■ RECORDS SUPPLIED ■
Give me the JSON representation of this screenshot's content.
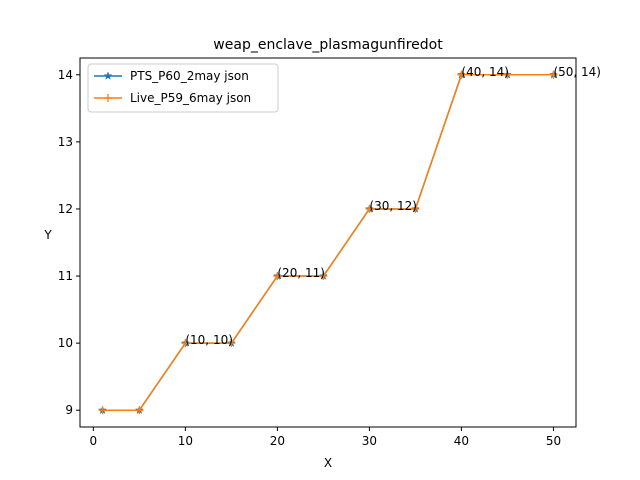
{
  "chart_data": {
    "type": "line",
    "title": "weap_enclave_plasmagunfiredot",
    "xlabel": "X",
    "ylabel": "Y",
    "xlim": [
      -1.45,
      52.45
    ],
    "ylim": [
      8.75,
      14.25
    ],
    "xticks": [
      0,
      10,
      20,
      30,
      40,
      50
    ],
    "yticks": [
      9,
      10,
      11,
      12,
      13,
      14
    ],
    "grid": false,
    "legend_position": "top-left",
    "series": [
      {
        "name": "PTS_P60_2may json",
        "color": "#1f77b4",
        "marker": "star",
        "x": [
          1,
          5,
          10,
          15,
          20,
          25,
          30,
          35,
          40,
          45,
          50
        ],
        "y": [
          9,
          9,
          10,
          10,
          11,
          11,
          12,
          12,
          14,
          14,
          14
        ]
      },
      {
        "name": "Live_P59_6may json",
        "color": "#ff7f0e",
        "marker": "plus",
        "x": [
          1,
          5,
          10,
          15,
          20,
          25,
          30,
          35,
          40,
          45,
          50
        ],
        "y": [
          9,
          9,
          10,
          10,
          11,
          11,
          12,
          12,
          14,
          14,
          14
        ]
      }
    ],
    "annotations": [
      {
        "text": "(10, 10)",
        "x": 10,
        "y": 10
      },
      {
        "text": "(20, 11)",
        "x": 20,
        "y": 11
      },
      {
        "text": "(30, 12)",
        "x": 30,
        "y": 12
      },
      {
        "text": "(40, 14)",
        "x": 40,
        "y": 14
      },
      {
        "text": "(50, 14)",
        "x": 50,
        "y": 14
      }
    ]
  }
}
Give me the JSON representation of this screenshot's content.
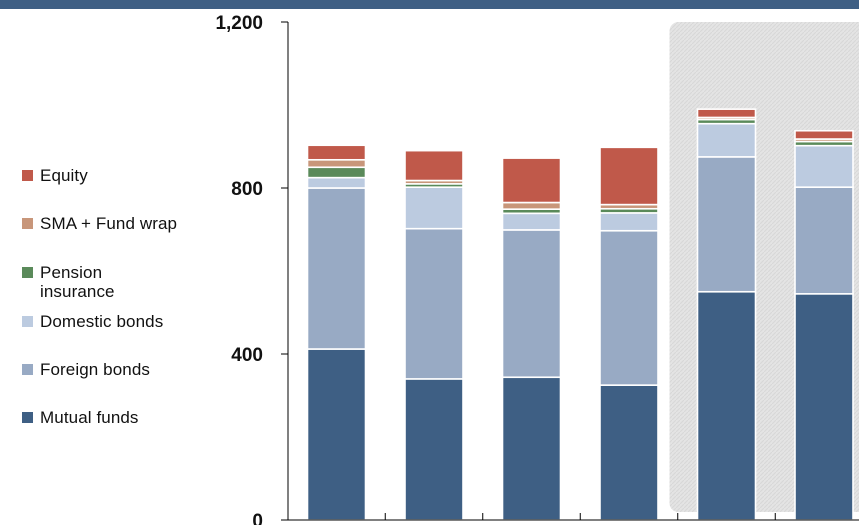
{
  "chart_data": {
    "type": "bar",
    "stacked": true,
    "categories": [
      "",
      "",
      "",
      "",
      "",
      ""
    ],
    "series": [
      {
        "name": "Mutual funds",
        "color": "#3e5f84",
        "values": [
          412,
          340,
          344,
          325,
          550,
          545
        ]
      },
      {
        "name": "Foreign bonds",
        "color": "#98aac4",
        "values": [
          388,
          362,
          355,
          372,
          325,
          257
        ]
      },
      {
        "name": "Domestic bonds",
        "color": "#bccbe0",
        "values": [
          25,
          100,
          40,
          43,
          80,
          100
        ]
      },
      {
        "name": "Pension insurance",
        "color": "#5a8a5a",
        "values": [
          25,
          8,
          10,
          10,
          10,
          10
        ]
      },
      {
        "name": "SMA + Fund wrap",
        "color": "#c8967a",
        "values": [
          18,
          8,
          16,
          10,
          5,
          6
        ]
      },
      {
        "name": "Equity",
        "color": "#c0594a",
        "values": [
          35,
          72,
          107,
          138,
          20,
          20
        ]
      }
    ],
    "y_ticks": [
      "0",
      "400",
      "800",
      "1,200"
    ],
    "ylim": [
      0,
      1200
    ],
    "highlight_bars": [
      4,
      5
    ],
    "xlabel": "",
    "ylabel": ""
  }
}
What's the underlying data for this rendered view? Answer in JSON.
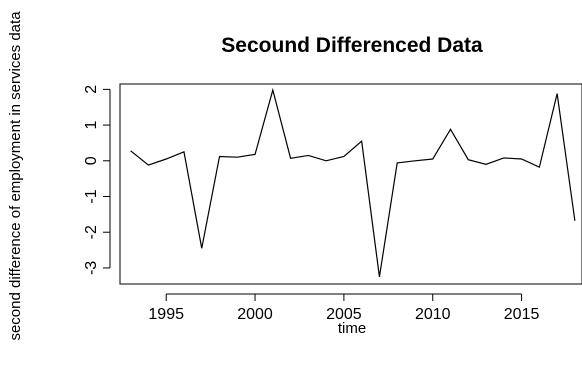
{
  "chart_data": {
    "type": "line",
    "title": "Secound Differenced Data",
    "xlabel": "time",
    "ylabel": "second difference of employment in services data",
    "x": [
      1993,
      1994,
      1995,
      1996,
      1997,
      1998,
      1999,
      2000,
      2001,
      2002,
      2003,
      2004,
      2005,
      2006,
      2007,
      2008,
      2009,
      2010,
      2011,
      2012,
      2013,
      2014,
      2015,
      2016,
      2017,
      2018
    ],
    "series": [
      {
        "values": [
          0.28,
          -0.12,
          0.05,
          0.25,
          -2.45,
          0.12,
          0.1,
          0.18,
          1.98,
          0.07,
          0.15,
          0.0,
          0.12,
          0.55,
          -3.25,
          -0.06,
          0.0,
          0.05,
          0.88,
          0.03,
          -0.1,
          0.08,
          0.05,
          -0.18,
          1.88,
          -1.68
        ]
      }
    ],
    "xlim": [
      1992.4,
      2018.4
    ],
    "ylim": [
      -3.45,
      2.15
    ],
    "xticks": [
      "1995",
      "2000",
      "2005",
      "2010",
      "2015"
    ],
    "yticks": [
      "-3",
      "-2",
      "-1",
      "0",
      "1",
      "2"
    ],
    "grid": false,
    "colors": {
      "line": "#000000",
      "axis": "#000000",
      "background": "#ffffff"
    }
  }
}
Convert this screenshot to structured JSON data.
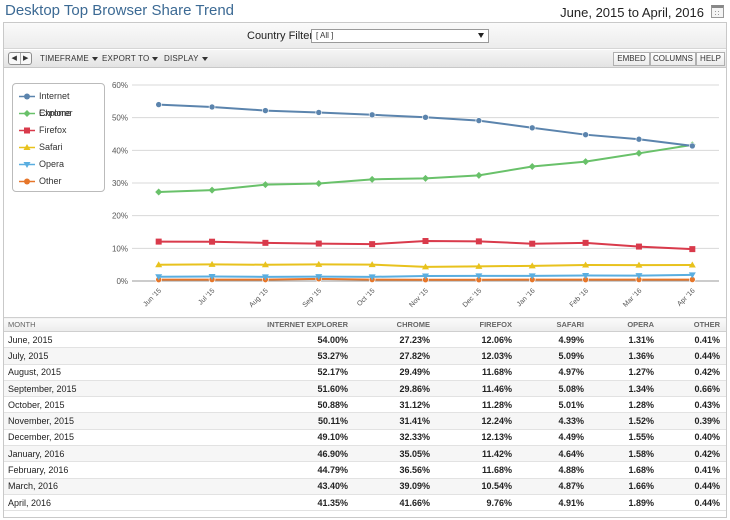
{
  "header": {
    "title": "Desktop Top Browser Share Trend",
    "date_range": "June, 2015 to April, 2016"
  },
  "filter": {
    "label": "Country Filter:",
    "value": "[ All ]"
  },
  "toolbar": {
    "prev": "◀",
    "next": "▶",
    "timeframe": "TIMEFRAME",
    "export": "EXPORT TO",
    "display": "DISPLAY",
    "embed": "EMBED",
    "columns": "COLUMNS",
    "help": "HELP"
  },
  "chart_data": {
    "type": "line",
    "categories": [
      "Jun '15",
      "Jul '15",
      "Aug '15",
      "Sep '15",
      "Oct '15",
      "Nov '15",
      "Dec '15",
      "Jan '16",
      "Feb '16",
      "Mar '16",
      "Apr '16"
    ],
    "y_ticks": [
      "0%",
      "10%",
      "20%",
      "30%",
      "40%",
      "50%",
      "60%"
    ],
    "ylim": [
      0,
      60
    ],
    "grid": true,
    "legend_position": "top-left",
    "series": [
      {
        "name": "Internet Explorer",
        "color": "#5b84ad",
        "marker": "circle",
        "values": [
          54.0,
          53.27,
          52.17,
          51.6,
          50.88,
          50.11,
          49.1,
          46.9,
          44.79,
          43.4,
          41.35
        ]
      },
      {
        "name": "Chrome",
        "color": "#69c16a",
        "marker": "diamond",
        "values": [
          27.23,
          27.82,
          29.49,
          29.86,
          31.12,
          31.41,
          32.33,
          35.05,
          36.56,
          39.09,
          41.66
        ]
      },
      {
        "name": "Firefox",
        "color": "#d93a4b",
        "marker": "square",
        "values": [
          12.06,
          12.03,
          11.68,
          11.46,
          11.28,
          12.24,
          12.13,
          11.42,
          11.68,
          10.54,
          9.76
        ]
      },
      {
        "name": "Safari",
        "color": "#e8c21d",
        "marker": "triangle-up",
        "values": [
          4.99,
          5.09,
          4.97,
          5.08,
          5.01,
          4.33,
          4.49,
          4.64,
          4.88,
          4.87,
          4.91
        ]
      },
      {
        "name": "Opera",
        "color": "#5aaee0",
        "marker": "triangle-down",
        "values": [
          1.31,
          1.36,
          1.27,
          1.34,
          1.28,
          1.52,
          1.55,
          1.58,
          1.68,
          1.66,
          1.89
        ]
      },
      {
        "name": "Other",
        "color": "#e6762a",
        "marker": "circle",
        "values": [
          0.41,
          0.44,
          0.42,
          0.66,
          0.43,
          0.39,
          0.4,
          0.42,
          0.41,
          0.44,
          0.44
        ]
      }
    ]
  },
  "table": {
    "headers": [
      "MONTH",
      "INTERNET EXPLORER",
      "CHROME",
      "FIREFOX",
      "SAFARI",
      "OPERA",
      "OTHER"
    ],
    "rows": [
      [
        "June, 2015",
        "54.00%",
        "27.23%",
        "12.06%",
        "4.99%",
        "1.31%",
        "0.41%"
      ],
      [
        "July, 2015",
        "53.27%",
        "27.82%",
        "12.03%",
        "5.09%",
        "1.36%",
        "0.44%"
      ],
      [
        "August, 2015",
        "52.17%",
        "29.49%",
        "11.68%",
        "4.97%",
        "1.27%",
        "0.42%"
      ],
      [
        "September, 2015",
        "51.60%",
        "29.86%",
        "11.46%",
        "5.08%",
        "1.34%",
        "0.66%"
      ],
      [
        "October, 2015",
        "50.88%",
        "31.12%",
        "11.28%",
        "5.01%",
        "1.28%",
        "0.43%"
      ],
      [
        "November, 2015",
        "50.11%",
        "31.41%",
        "12.24%",
        "4.33%",
        "1.52%",
        "0.39%"
      ],
      [
        "December, 2015",
        "49.10%",
        "32.33%",
        "12.13%",
        "4.49%",
        "1.55%",
        "0.40%"
      ],
      [
        "January, 2016",
        "46.90%",
        "35.05%",
        "11.42%",
        "4.64%",
        "1.58%",
        "0.42%"
      ],
      [
        "February, 2016",
        "44.79%",
        "36.56%",
        "11.68%",
        "4.88%",
        "1.68%",
        "0.41%"
      ],
      [
        "March, 2016",
        "43.40%",
        "39.09%",
        "10.54%",
        "4.87%",
        "1.66%",
        "0.44%"
      ],
      [
        "April, 2016",
        "41.35%",
        "41.66%",
        "9.76%",
        "4.91%",
        "1.89%",
        "0.44%"
      ]
    ]
  }
}
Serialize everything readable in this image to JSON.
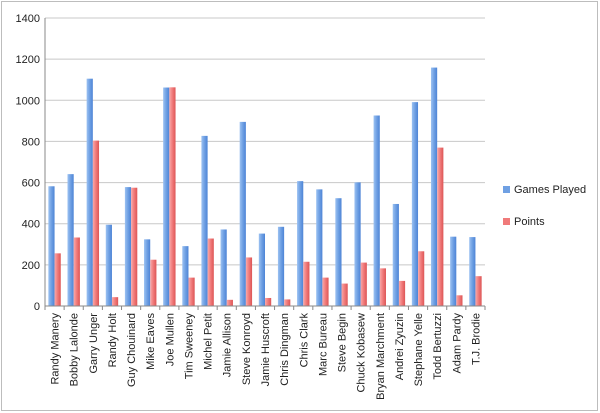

■ YOUR OBJECTIVE ■
Report back each line of the entries that holds the string "text".

■ EXERCISE RESULT ■
        "text": "(10, 10)",
        "text": "(20, 11)",
        "text": "(30, 12)",
        "text": "(40, 14)",
        "text": "(50, 14)",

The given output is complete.